• RECORDED DATA:
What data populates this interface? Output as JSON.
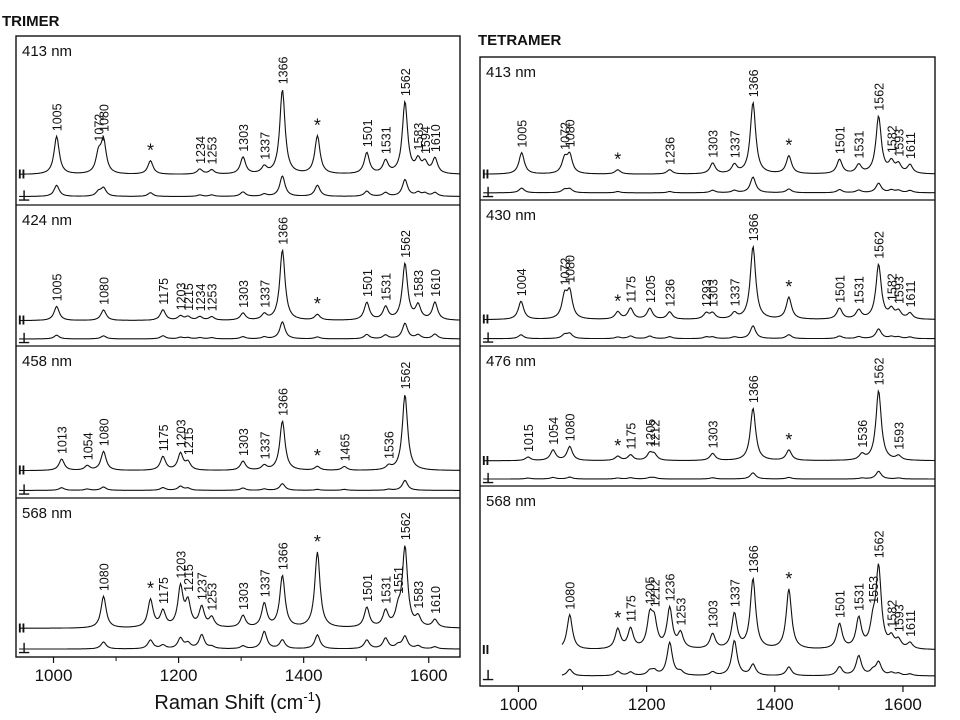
{
  "chart_data": [
    {
      "type": "line",
      "title": "TRIMER",
      "xlabel": "Raman Shift (cm-1)",
      "xlabel_main": "Raman Shift (cm",
      "xlabel_sup": "-1",
      "xlabel_close": ")",
      "xlim": [
        940,
        1650
      ],
      "xticks": [
        1000,
        1200,
        1400,
        1600
      ],
      "polarization_labels": [
        "II",
        "⊥"
      ],
      "star": "*",
      "series": [
        {
          "name": "413 nm",
          "bands": [
            {
              "x": 1005,
              "label": "1005",
              "par": 0.45,
              "perp": 0.3
            },
            {
              "x": 1072,
              "label": "1072",
              "par": 0.22,
              "perp": 0.12
            },
            {
              "x": 1080,
              "label": "1080",
              "par": 0.38,
              "perp": 0.22
            },
            {
              "x": 1155,
              "label": "*",
              "par": 0.16,
              "perp": 0.1
            },
            {
              "x": 1234,
              "label": "1234",
              "par": 0.06,
              "perp": 0.04
            },
            {
              "x": 1253,
              "label": "1253",
              "par": 0.05,
              "perp": 0.04
            },
            {
              "x": 1303,
              "label": "1303",
              "par": 0.2,
              "perp": 0.12
            },
            {
              "x": 1337,
              "label": "1337",
              "par": 0.08,
              "perp": 0.06
            },
            {
              "x": 1366,
              "label": "1366",
              "par": 1.0,
              "perp": 0.55
            },
            {
              "x": 1422,
              "label": "*",
              "par": 0.45,
              "perp": 0.3
            },
            {
              "x": 1501,
              "label": "1501",
              "par": 0.25,
              "perp": 0.14
            },
            {
              "x": 1531,
              "label": "1531",
              "par": 0.15,
              "perp": 0.1
            },
            {
              "x": 1562,
              "label": "1562",
              "par": 0.85,
              "perp": 0.45
            },
            {
              "x": 1583,
              "label": "1583",
              "par": 0.15,
              "perp": 0.1
            },
            {
              "x": 1594,
              "label": "1594",
              "par": 0.12,
              "perp": 0.08
            },
            {
              "x": 1610,
              "label": "1610",
              "par": 0.18,
              "perp": 0.1
            }
          ]
        },
        {
          "name": "424 nm",
          "bands": [
            {
              "x": 1005,
              "label": "1005",
              "par": 0.2,
              "perp": 0.12
            },
            {
              "x": 1080,
              "label": "1080",
              "par": 0.15,
              "perp": 0.1
            },
            {
              "x": 1175,
              "label": "1175",
              "par": 0.15,
              "perp": 0.1
            },
            {
              "x": 1203,
              "label": "1203",
              "par": 0.06,
              "perp": 0.05
            },
            {
              "x": 1215,
              "label": "1215",
              "par": 0.05,
              "perp": 0.04
            },
            {
              "x": 1234,
              "label": "1234",
              "par": 0.05,
              "perp": 0.04
            },
            {
              "x": 1253,
              "label": "1253",
              "par": 0.05,
              "perp": 0.04
            },
            {
              "x": 1303,
              "label": "1303",
              "par": 0.1,
              "perp": 0.07
            },
            {
              "x": 1337,
              "label": "1337",
              "par": 0.08,
              "perp": 0.06
            },
            {
              "x": 1366,
              "label": "1366",
              "par": 1.0,
              "perp": 0.55
            },
            {
              "x": 1422,
              "label": "*",
              "par": 0.08,
              "perp": 0.06
            },
            {
              "x": 1501,
              "label": "1501",
              "par": 0.25,
              "perp": 0.14
            },
            {
              "x": 1531,
              "label": "1531",
              "par": 0.18,
              "perp": 0.12
            },
            {
              "x": 1562,
              "label": "1562",
              "par": 0.8,
              "perp": 0.5
            },
            {
              "x": 1583,
              "label": "1583",
              "par": 0.2,
              "perp": 0.12
            },
            {
              "x": 1610,
              "label": "1610",
              "par": 0.25,
              "perp": 0.15
            }
          ]
        },
        {
          "name": "458 nm",
          "bands": [
            {
              "x": 1013,
              "label": "1013",
              "par": 0.15,
              "perp": 0.08
            },
            {
              "x": 1054,
              "label": "1054",
              "par": 0.06,
              "perp": 0.04
            },
            {
              "x": 1080,
              "label": "1080",
              "par": 0.25,
              "perp": 0.1
            },
            {
              "x": 1175,
              "label": "1175",
              "par": 0.18,
              "perp": 0.08
            },
            {
              "x": 1203,
              "label": "1203",
              "par": 0.22,
              "perp": 0.12
            },
            {
              "x": 1215,
              "label": "1215",
              "par": 0.1,
              "perp": 0.06
            },
            {
              "x": 1303,
              "label": "1303",
              "par": 0.12,
              "perp": 0.07
            },
            {
              "x": 1337,
              "label": "1337",
              "par": 0.06,
              "perp": 0.04
            },
            {
              "x": 1366,
              "label": "1366",
              "par": 0.65,
              "perp": 0.2
            },
            {
              "x": 1422,
              "label": "*",
              "par": 0.05,
              "perp": 0.03
            },
            {
              "x": 1465,
              "label": "1465",
              "par": 0.05,
              "perp": 0.03
            },
            {
              "x": 1536,
              "label": "1536",
              "par": 0.05,
              "perp": 0.03
            },
            {
              "x": 1562,
              "label": "1562",
              "par": 1.0,
              "perp": 0.3
            }
          ]
        },
        {
          "name": "568 nm",
          "bands": [
            {
              "x": 1080,
              "label": "1080",
              "par": 0.4,
              "perp": 0.2
            },
            {
              "x": 1155,
              "label": "*",
              "par": 0.35,
              "perp": 0.25
            },
            {
              "x": 1175,
              "label": "1175",
              "par": 0.2,
              "perp": 0.1
            },
            {
              "x": 1203,
              "label": "1203",
              "par": 0.5,
              "perp": 0.3
            },
            {
              "x": 1215,
              "label": "1215",
              "par": 0.3,
              "perp": 0.15
            },
            {
              "x": 1237,
              "label": "1237",
              "par": 0.25,
              "perp": 0.4
            },
            {
              "x": 1253,
              "label": "1253",
              "par": 0.12,
              "perp": 0.06
            },
            {
              "x": 1303,
              "label": "1303",
              "par": 0.15,
              "perp": 0.08
            },
            {
              "x": 1337,
              "label": "1337",
              "par": 0.3,
              "perp": 0.5
            },
            {
              "x": 1366,
              "label": "1366",
              "par": 0.65,
              "perp": 0.25
            },
            {
              "x": 1422,
              "label": "*",
              "par": 0.95,
              "perp": 0.4
            },
            {
              "x": 1501,
              "label": "1501",
              "par": 0.25,
              "perp": 0.25
            },
            {
              "x": 1531,
              "label": "1531",
              "par": 0.2,
              "perp": 0.3
            },
            {
              "x": 1551,
              "label": "1551",
              "par": 0.18,
              "perp": 0.1
            },
            {
              "x": 1562,
              "label": "1562",
              "par": 1.0,
              "perp": 0.35
            },
            {
              "x": 1583,
              "label": "1583",
              "par": 0.12,
              "perp": 0.08
            },
            {
              "x": 1610,
              "label": "1610",
              "par": 0.1,
              "perp": 0.06
            }
          ]
        }
      ]
    },
    {
      "type": "line",
      "title": "TETRAMER",
      "xlabel": "Raman Shift (cm-1)",
      "xlabel_main": "Raman Shift (cm",
      "xlabel_sup": "-1",
      "xlabel_close": ")",
      "xlim": [
        940,
        1650
      ],
      "xticks": [
        1000,
        1200,
        1400,
        1600
      ],
      "polarization_labels": [
        "II",
        "⊥"
      ],
      "star": "*",
      "series": [
        {
          "name": "413 nm",
          "bands": [
            {
              "x": 1005,
              "label": "1005",
              "par": 0.3,
              "perp": 0.15
            },
            {
              "x": 1072,
              "label": "1072",
              "par": 0.2,
              "perp": 0.1
            },
            {
              "x": 1080,
              "label": "1080",
              "par": 0.25,
              "perp": 0.12
            },
            {
              "x": 1155,
              "label": "*",
              "par": 0.06,
              "perp": 0.04
            },
            {
              "x": 1236,
              "label": "1236",
              "par": 0.06,
              "perp": 0.04
            },
            {
              "x": 1303,
              "label": "1303",
              "par": 0.15,
              "perp": 0.08
            },
            {
              "x": 1337,
              "label": "1337",
              "par": 0.12,
              "perp": 0.07
            },
            {
              "x": 1366,
              "label": "1366",
              "par": 1.0,
              "perp": 0.5
            },
            {
              "x": 1422,
              "label": "*",
              "par": 0.25,
              "perp": 0.12
            },
            {
              "x": 1501,
              "label": "1501",
              "par": 0.2,
              "perp": 0.1
            },
            {
              "x": 1531,
              "label": "1531",
              "par": 0.12,
              "perp": 0.08
            },
            {
              "x": 1562,
              "label": "1562",
              "par": 0.8,
              "perp": 0.3
            },
            {
              "x": 1582,
              "label": "1582",
              "par": 0.15,
              "perp": 0.08
            },
            {
              "x": 1593,
              "label": "1593",
              "par": 0.12,
              "perp": 0.07
            },
            {
              "x": 1611,
              "label": "1611",
              "par": 0.12,
              "perp": 0.07
            }
          ]
        },
        {
          "name": "430 nm",
          "bands": [
            {
              "x": 1004,
              "label": "1004",
              "par": 0.25,
              "perp": 0.12
            },
            {
              "x": 1072,
              "label": "1072",
              "par": 0.3,
              "perp": 0.12
            },
            {
              "x": 1080,
              "label": "1080",
              "par": 0.35,
              "perp": 0.15
            },
            {
              "x": 1155,
              "label": "*",
              "par": 0.1,
              "perp": 0.05
            },
            {
              "x": 1175,
              "label": "1175",
              "par": 0.15,
              "perp": 0.08
            },
            {
              "x": 1205,
              "label": "1205",
              "par": 0.15,
              "perp": 0.08
            },
            {
              "x": 1236,
              "label": "1236",
              "par": 0.1,
              "perp": 0.06
            },
            {
              "x": 1293,
              "label": "1293",
              "par": 0.08,
              "perp": 0.05
            },
            {
              "x": 1303,
              "label": "1303",
              "par": 0.08,
              "perp": 0.05
            },
            {
              "x": 1337,
              "label": "1337",
              "par": 0.08,
              "perp": 0.05
            },
            {
              "x": 1366,
              "label": "1366",
              "par": 1.0,
              "perp": 0.4
            },
            {
              "x": 1422,
              "label": "*",
              "par": 0.3,
              "perp": 0.12
            },
            {
              "x": 1501,
              "label": "1501",
              "par": 0.15,
              "perp": 0.08
            },
            {
              "x": 1531,
              "label": "1531",
              "par": 0.12,
              "perp": 0.06
            },
            {
              "x": 1562,
              "label": "1562",
              "par": 0.75,
              "perp": 0.3
            },
            {
              "x": 1582,
              "label": "1582",
              "par": 0.12,
              "perp": 0.06
            },
            {
              "x": 1593,
              "label": "1593",
              "par": 0.1,
              "perp": 0.05
            },
            {
              "x": 1611,
              "label": "1611",
              "par": 0.08,
              "perp": 0.05
            }
          ]
        },
        {
          "name": "476 nm",
          "bands": [
            {
              "x": 1015,
              "label": "1015",
              "par": 0.05,
              "perp": 0.03
            },
            {
              "x": 1054,
              "label": "1054",
              "par": 0.15,
              "perp": 0.05
            },
            {
              "x": 1080,
              "label": "1080",
              "par": 0.2,
              "perp": 0.06
            },
            {
              "x": 1155,
              "label": "*",
              "par": 0.06,
              "perp": 0.03
            },
            {
              "x": 1175,
              "label": "1175",
              "par": 0.08,
              "perp": 0.04
            },
            {
              "x": 1205,
              "label": "1205",
              "par": 0.1,
              "perp": 0.04
            },
            {
              "x": 1212,
              "label": "1212",
              "par": 0.08,
              "perp": 0.04
            },
            {
              "x": 1303,
              "label": "1303",
              "par": 0.1,
              "perp": 0.04
            },
            {
              "x": 1366,
              "label": "1366",
              "par": 0.75,
              "perp": 0.2
            },
            {
              "x": 1422,
              "label": "*",
              "par": 0.15,
              "perp": 0.05
            },
            {
              "x": 1536,
              "label": "1536",
              "par": 0.08,
              "perp": 0.03
            },
            {
              "x": 1562,
              "label": "1562",
              "par": 1.0,
              "perp": 0.25
            },
            {
              "x": 1593,
              "label": "1593",
              "par": 0.06,
              "perp": 0.03
            }
          ]
        },
        {
          "name": "568 nm",
          "xstart": 1068,
          "bands": [
            {
              "x": 1080,
              "label": "1080",
              "par": 0.35,
              "perp": 0.15
            },
            {
              "x": 1155,
              "label": "*",
              "par": 0.2,
              "perp": 0.1
            },
            {
              "x": 1175,
              "label": "1175",
              "par": 0.2,
              "perp": 0.08
            },
            {
              "x": 1205,
              "label": "1205",
              "par": 0.3,
              "perp": 0.1
            },
            {
              "x": 1212,
              "label": "1212",
              "par": 0.25,
              "perp": 0.1
            },
            {
              "x": 1236,
              "label": "1236",
              "par": 0.4,
              "perp": 0.75
            },
            {
              "x": 1253,
              "label": "1253",
              "par": 0.15,
              "perp": 0.08
            },
            {
              "x": 1303,
              "label": "1303",
              "par": 0.15,
              "perp": 0.08
            },
            {
              "x": 1337,
              "label": "1337",
              "par": 0.35,
              "perp": 0.8
            },
            {
              "x": 1366,
              "label": "1366",
              "par": 0.7,
              "perp": 0.25
            },
            {
              "x": 1422,
              "label": "*",
              "par": 0.6,
              "perp": 0.2
            },
            {
              "x": 1501,
              "label": "1501",
              "par": 0.25,
              "perp": 0.2
            },
            {
              "x": 1531,
              "label": "1531",
              "par": 0.3,
              "perp": 0.45
            },
            {
              "x": 1553,
              "label": "1553",
              "par": 0.2,
              "perp": 0.1
            },
            {
              "x": 1562,
              "label": "1562",
              "par": 0.8,
              "perp": 0.3
            },
            {
              "x": 1582,
              "label": "1582",
              "par": 0.1,
              "perp": 0.06
            },
            {
              "x": 1593,
              "label": "1593",
              "par": 0.08,
              "perp": 0.05
            },
            {
              "x": 1611,
              "label": "1611",
              "par": 0.06,
              "perp": 0.04
            }
          ]
        }
      ]
    }
  ]
}
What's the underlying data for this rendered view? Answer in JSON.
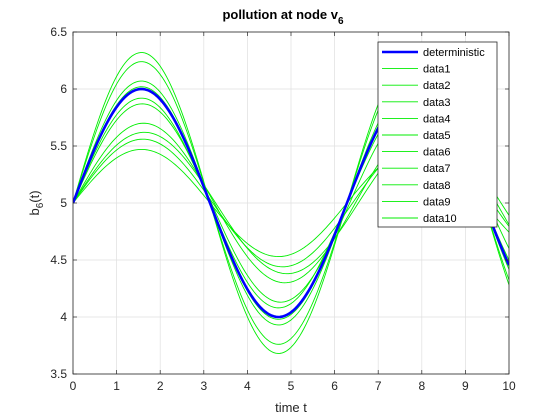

• THE REQUEST: Extract every line above that contains the word "JSON".

• WORKED SOLUTION:
What data populates this interface? Output as JSON.
What's the underlying data for this rendered view? Answer in JSON.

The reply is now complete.